## What to do
Take the records below and extract, word for word, the lines from the one containing "Read this page and output its text content." through the final line, inclusive. Omit pictures.

## Material for the task
_ _ _ _ _

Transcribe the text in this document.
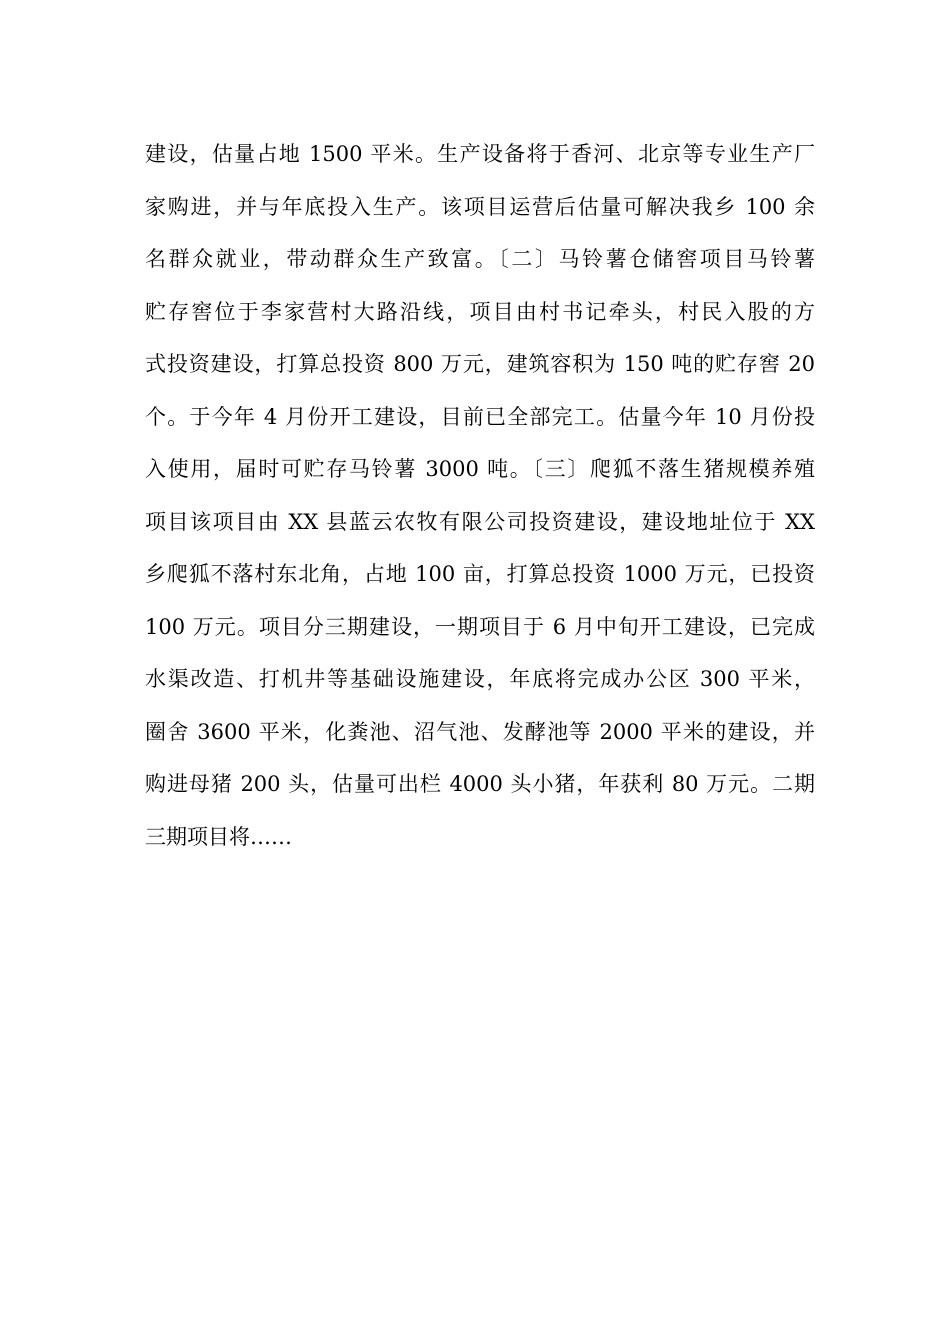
建设，估量占地 1500 平米。生产设备将于香河、北京等专业生产厂
家购进，并与年底投入生产。该项目运营后估量可解决我乡 100 余
名群众就业，带动群众生产致富。〔二〕马铃薯仓储窖项目马铃薯
贮存窖位于李家营村大路沿线，项目由村书记牵头，村民入股的方
式投资建设，打算总投资 800 万元，建筑容积为 150 吨的贮存窖 20
个。于今年 4 月份开工建设，目前已全部完工。估量今年 10 月份投
入使用，届时可贮存马铃薯 3000 吨。〔三〕爬狐不落生猪规模养殖
项目该项目由 XX 县蓝云农牧有限公司投资建设，建设地址位于 XX
乡爬狐不落村东北角，占地 100 亩，打算总投资 1000 万元，已投资
100 万元。项目分三期建设，一期项目于 6 月中旬开工建设，已完成
水渠改造、打机井等基础设施建设，年底将完成办公区 300 平米，
圈舍 3600 平米，化粪池、沼气池、发酵池等 2000 平米的建设，并
购进母猪 200 头，估量可出栏 4000 头小猪，年获利 80 万元。二期
三期项目将……
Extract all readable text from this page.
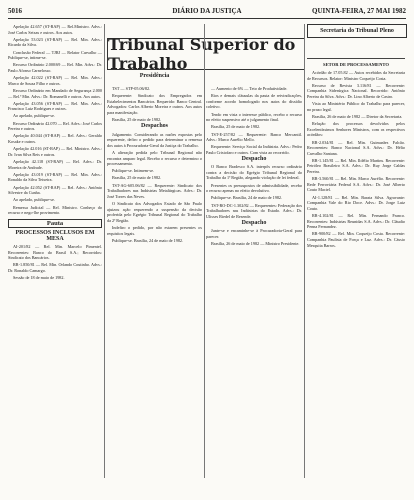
5016	DIÁRIO DA JUSTIÇA	QUINTA-FEIRA, 27 MAI 1982
Tribunal Superior do Trabalho
Secretaria do Tribunal Pleno

Apelação 42.657 (ST-RAP) — Rel.Ministro. Advs.: José Carlos Seixas e outros. Aos autos.

Apelação 53.023 (ST-RAP) — Rel. Min. Advs.: Ricardo da Silva.

Conclusão Federal — TJRJ — Relator Carvalho — Publique-se, intime-se.

Recurso Ordinário 2.000/69 — Rel. Min. Advs.: Dr. Paulo Afonso Carnelosso.

Apelação 42.022 (ST-RAP) — Rel. Min. Advs.: Marco de Souza Filho e outros.

Recurso Ordinário em Mandado de Segurança 2.000 — Rel.ª Min. Advs.: Dr. Romanelli e outros. Aos autos.

Apelação 43.056 (ST-RAP) — Rel. Min. Advs.: Francisco Luiz Rodrigues e outros.

Ao apelado, publique-se.

Recurso Ordinário 42.070 — Rel. Advs.: José Carlos Pereira e outros.

Apelação 40.044 (ST-RAP) — Rel. Advs.: Geraldo Kosake e outros.

Apelação 42.016 (ST-RAP) — Rel. Ministro. Advs.: Dr. Ivan Silva Reis e outros.

Apelação 42.118 (ST-RAP) — Rel. Advs.: Dr. Moreira de Andrade.

Apelação 43.019 (ST-RAP) — Rel. Min. Advs.: Ronaldo da Silva Teixeira.

Apelação 42.052 (ST-RAP) — Rel. Advs.: Antônio Silvestre da Cunha.

Ao apelado, publique-se.

Remessa Judicial — Rel. Ministro. Conheço do recurso e nego-lhe provimento.

Pauta

PROCESSOS INCLUSOS EM MESA

AI-201/82 — Rel. Min. Marcelo Pimentel. Recorrentes: Banco do Brasil S.A.; Recorridos: Sindicato dos Bancários.

RR-1.850/81 — Rel. Min. Orlando Coutinho. Advs.: Dr. Ronaldo Camargo.

Sessão de 18 de maio de 1982.

Presidência

TST — STP-05.06/82.

Requerente: Sindicato dos Empregados em Estabelecimentos Bancários. Requerido: Banco Central. Advogados: Carlos Alberto Moreira e outros. Aos autos para manifestação.

Brasília, 25 de maio de 1982.

Despachos

Julgamento. Considerando as razões expostas pelo requerente, defiro o pedido para determinar a remessa dos autos à Procuradoria-Geral da Justiça do Trabalho.

A alteração pedida pelo Tribunal Regional não encontra amparo legal. Recebo o recurso e determino o processamento.

Publique-se. Intimem-se.

Brasília, 25 de maio de 1982.

TST-AG-605.06/82 — Requerente: Sindicato dos Trabalhadores nas Indústrias Metalúrgicas. Advs.: Dr. José Torres das Neves.

O Sindicato dos Advogados Estado de São Paulo ajuizou ação requerendo a suspensão da decisão proferida pelo Egrégio Tribunal Regional do Trabalho da 2ª Região.

Indefiro o pedido, por não estarem presentes os requisitos legais.

Publique-se. Brasília, 24 de maio de 1982.

— Aumento de 6% — Teto de Produtividade.

Rios e demais cláusulas da pauta de reivindicações, conforme acordo homologado nos autos do dissídio coletivo.

Tendo em vista o interesse público, recebo o recurso no efeito suspensivo até o julgamento final.

Brasília, 25 de maio de 1982.

TST-E-257/82 — Requerente: Banco Mercantil. Advs.: Marco Aurélio Mello.

Requerente: Serviço Social da Indústria. Advs.: Pedro Paulo Cristofaro e outros. Com vista ao recorrido.

Despacho

O Banco Bradesco S.A. interpôs recurso ordinário contra a decisão do Egrégio Tribunal Regional do Trabalho da 1ª Região, alegando violação de lei federal.

Presentes os pressupostos de admissibilidade, recebo o recurso apenas no efeito devolutivo.

Publique-se. Brasília, 24 de maio de 1982.

TST-RO-DC-1.302/82 — Requerentes: Federação dos Trabalhadores nas Indústrias do Estado. Advs.: Dr. Ulisses Riedel de Resende.

Despacho

Junte-se e encaminhe-se à Procuradoria-Geral para parecer.

Brasília, 26 de maio de 1982 — Ministro Presidente.

SETOR DE PROCESSAMENTO

Acórdão de 17.05.82 — Autos recebidos da Secretaria de Recursos. Relator: Ministro Coqueijo Costa.

Recurso de Revista 3.116/81 — Recorrente: Companhia Siderúrgica Nacional. Recorrido: Antônio Pereira da Silva. Advs.: Dr. Lino Alberto de Castro.

Vista ao Ministério Público do Trabalho para parecer, no prazo legal.

Brasília, 26 de maio de 1982 — Diretor da Secretaria.

Relação dos processos devolvidos pelos Excelentíssimos Senhores Ministros, com os respectivos acórdãos:

RR-2.034/81 — Rel. Min. Guimarães Falcão. Recorrentes: Banco Nacional S.A. Advs.: Dr. Hélio Carvalho Santana.

RR-1.145/81 — Rel. Min. Ildélio Martins. Recorrente: Petróleo Brasileiro S.A. Advs.: Dr. Ruy Jorge Caldas Pereira.

RR-3.560/81 — Rel. Min. Marco Aurélio. Recorrente: Rede Ferroviária Federal S.A. Advs.: Dr. José Alberto Couto Maciel.

AI-1.128/81 — Rel. Min. Barata Silva. Agravante: Companhia Vale do Rio Doce. Advs.: Dr. Jorge Luiz Couto.

RR-4.102/81 — Rel. Min. Fernando Franco. Recorrentes: Indústrias Reunidas S.A. Advs.: Dr. Cláudio Penna Fernandez.

RR-900/82 — Rel. Min. Coqueijo Costa. Recorrente: Companhia Paulista de Força e Luz. Advs.: Dr. Cássio Mesquita Barros.
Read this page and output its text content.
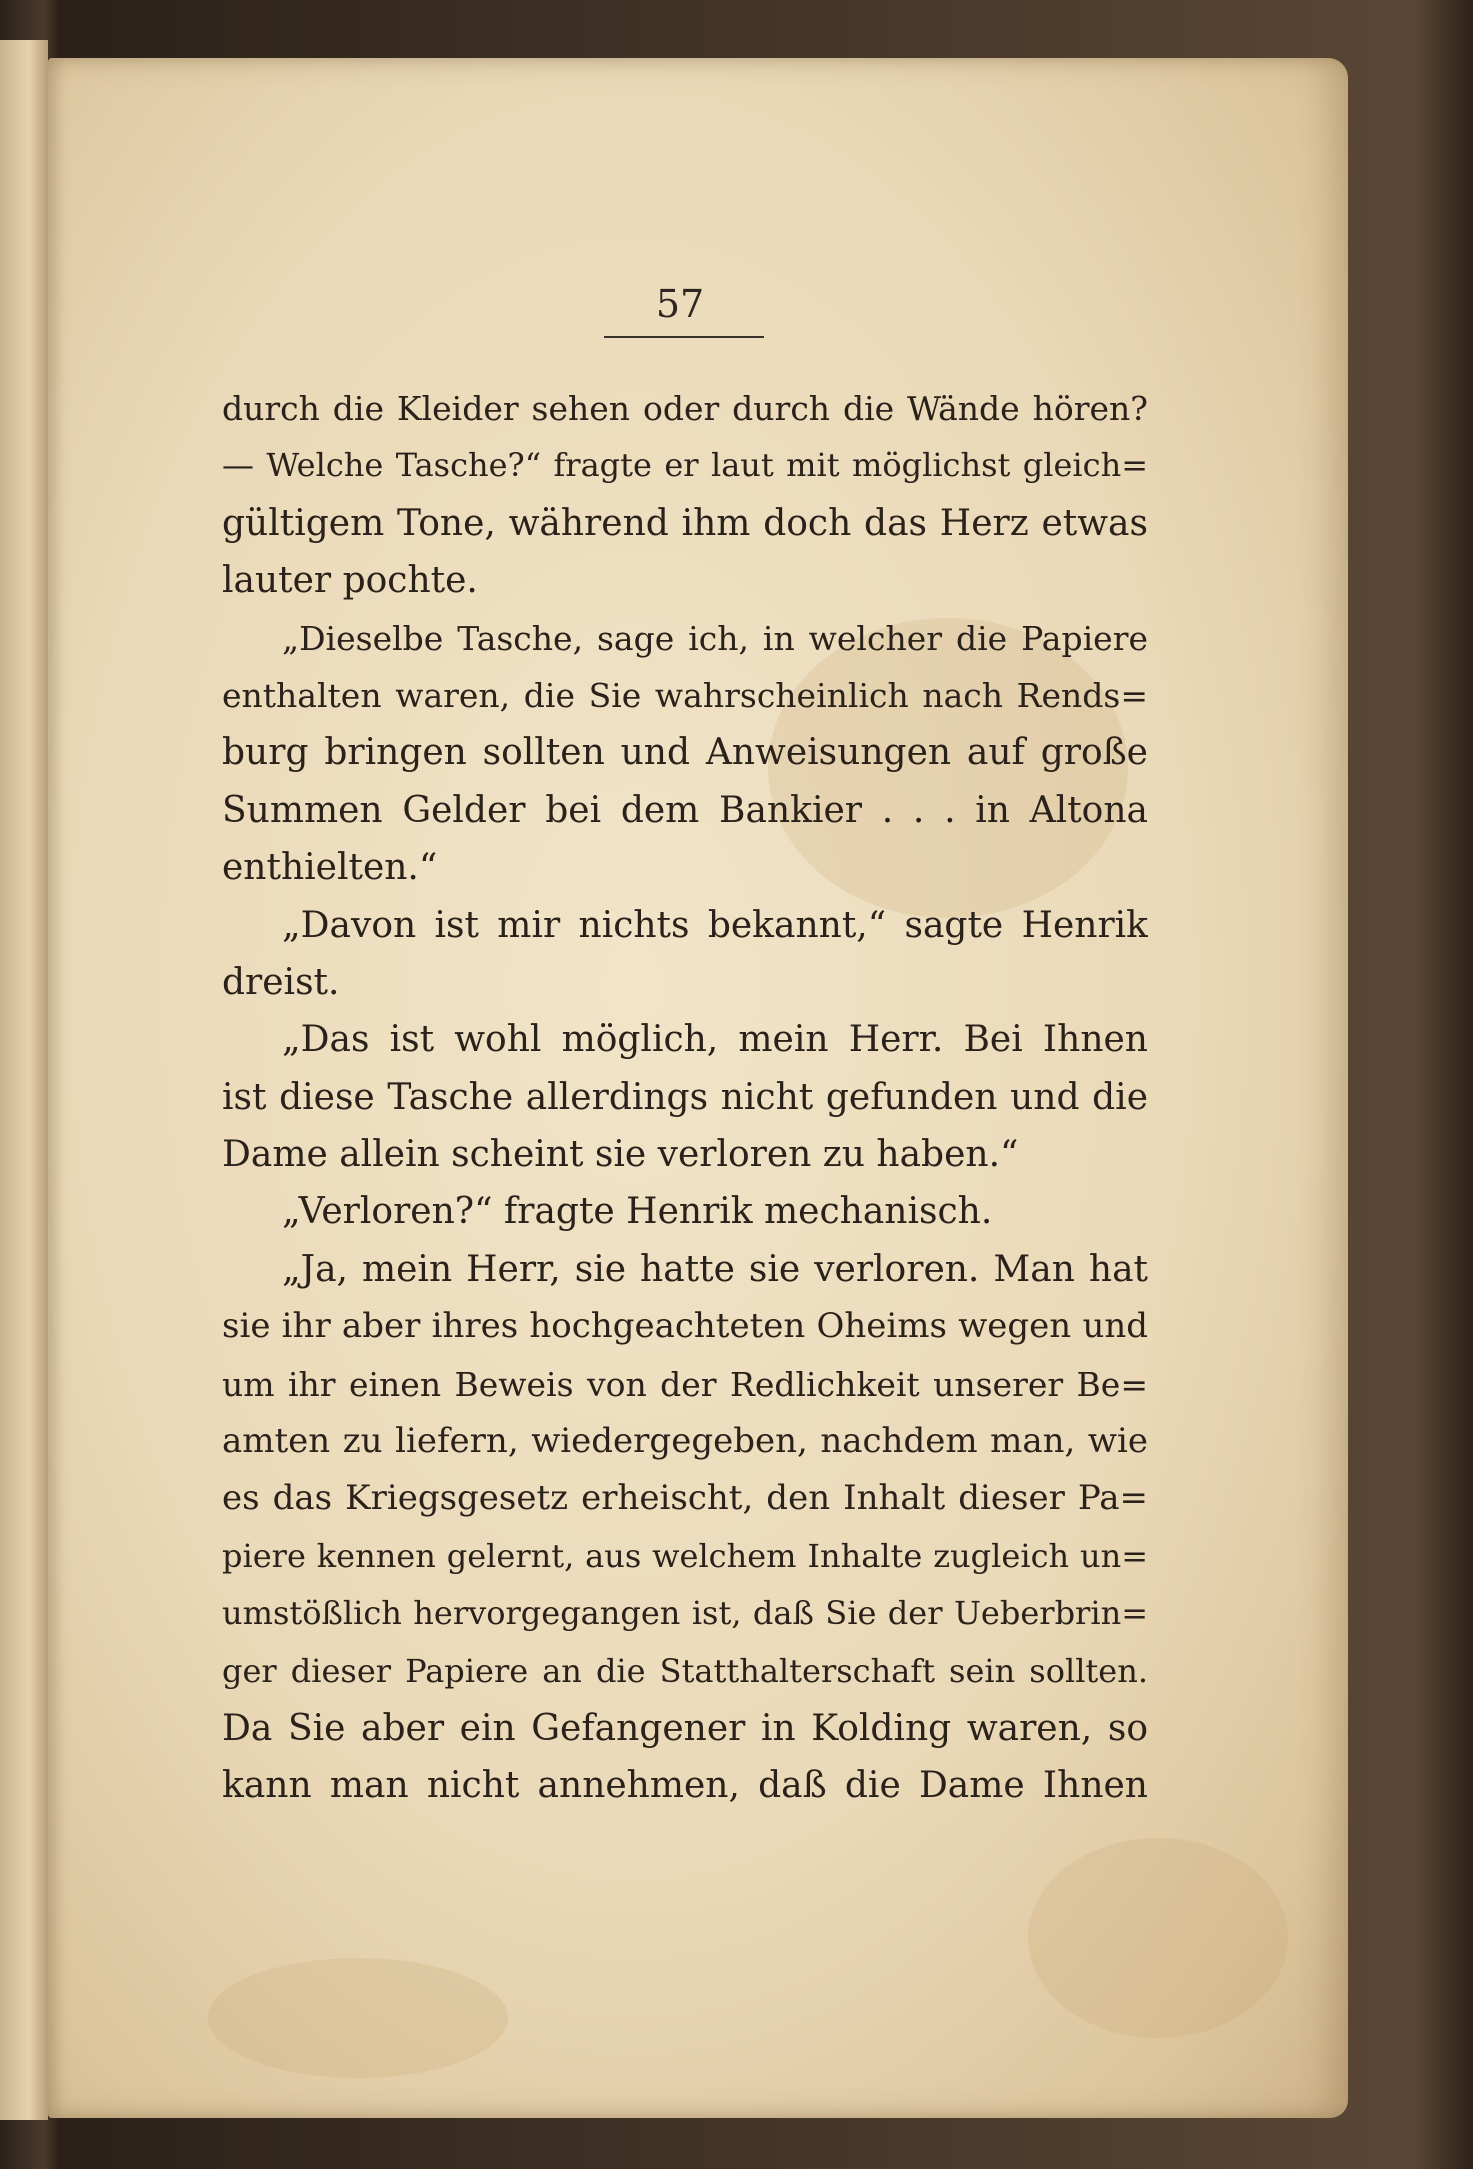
57
durch die Kleider sehen oder durch die Wände hören?
— Welche Tasche?“ fragte er laut mit möglichst gleich=
gültigem Tone, während ihm doch das Herz etwas
lauter pochte.
„Dieselbe Tasche, sage ich, in welcher die Papiere
enthalten waren, die Sie wahrscheinlich nach Rends=
burg bringen sollten und Anweisungen auf große
Summen Gelder bei dem Bankier . . . in Altona
enthielten.“
„Davon ist mir nichts bekannt,“ sagte Henrik
dreist.
„Das ist wohl möglich, mein Herr. Bei Ihnen
ist diese Tasche allerdings nicht gefunden und die
Dame allein scheint sie verloren zu haben.“
„Verloren?“ fragte Henrik mechanisch.
„Ja, mein Herr, sie hatte sie verloren. Man hat
sie ihr aber ihres hochgeachteten Oheims wegen und
um ihr einen Beweis von der Redlichkeit unserer Be=
amten zu liefern, wiedergegeben, nachdem man, wie
es das Kriegsgesetz erheischt, den Inhalt dieser Pa=
piere kennen gelernt, aus welchem Inhalte zugleich un=
umstößlich hervorgegangen ist, daß Sie der Ueberbrin=
ger dieser Papiere an die Statthalterschaft sein sollten.
Da Sie aber ein Gefangener in Kolding waren, so
kann man nicht annehmen, daß die Dame Ihnen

_ _ _ _ _

## Output of the exercise
Read this page and output its text content.
57
durch die Kleider sehen oder durch die Wände hören?
— Welche Tasche?“ fragte er laut mit möglichst gleich=
gültigem Tone, während ihm doch das Herz etwas
lauter pochte.
„Dieselbe Tasche, sage ich, in welcher die Papiere
enthalten waren, die Sie wahrscheinlich nach Rends=
burg bringen sollten und Anweisungen auf große
Summen Gelder bei dem Bankier . . . in Altona
enthielten.“
„Davon ist mir nichts bekannt,“ sagte Henrik
dreist.
„Das ist wohl möglich, mein Herr. Bei Ihnen
ist diese Tasche allerdings nicht gefunden und die
Dame allein scheint sie verloren zu haben.“
„Verloren?“ fragte Henrik mechanisch.
„Ja, mein Herr, sie hatte sie verloren. Man hat
sie ihr aber ihres hochgeachteten Oheims wegen und
um ihr einen Beweis von der Redlichkeit unserer Be=
amten zu liefern, wiedergegeben, nachdem man, wie
es das Kriegsgesetz erheischt, den Inhalt dieser Pa=
piere kennen gelernt, aus welchem Inhalte zugleich un=
umstößlich hervorgegangen ist, daß Sie der Ueberbrin=
ger dieser Papiere an die Statthalterschaft sein sollten.
Da Sie aber ein Gefangener in Kolding waren, so
kann man nicht annehmen, daß die Dame Ihnen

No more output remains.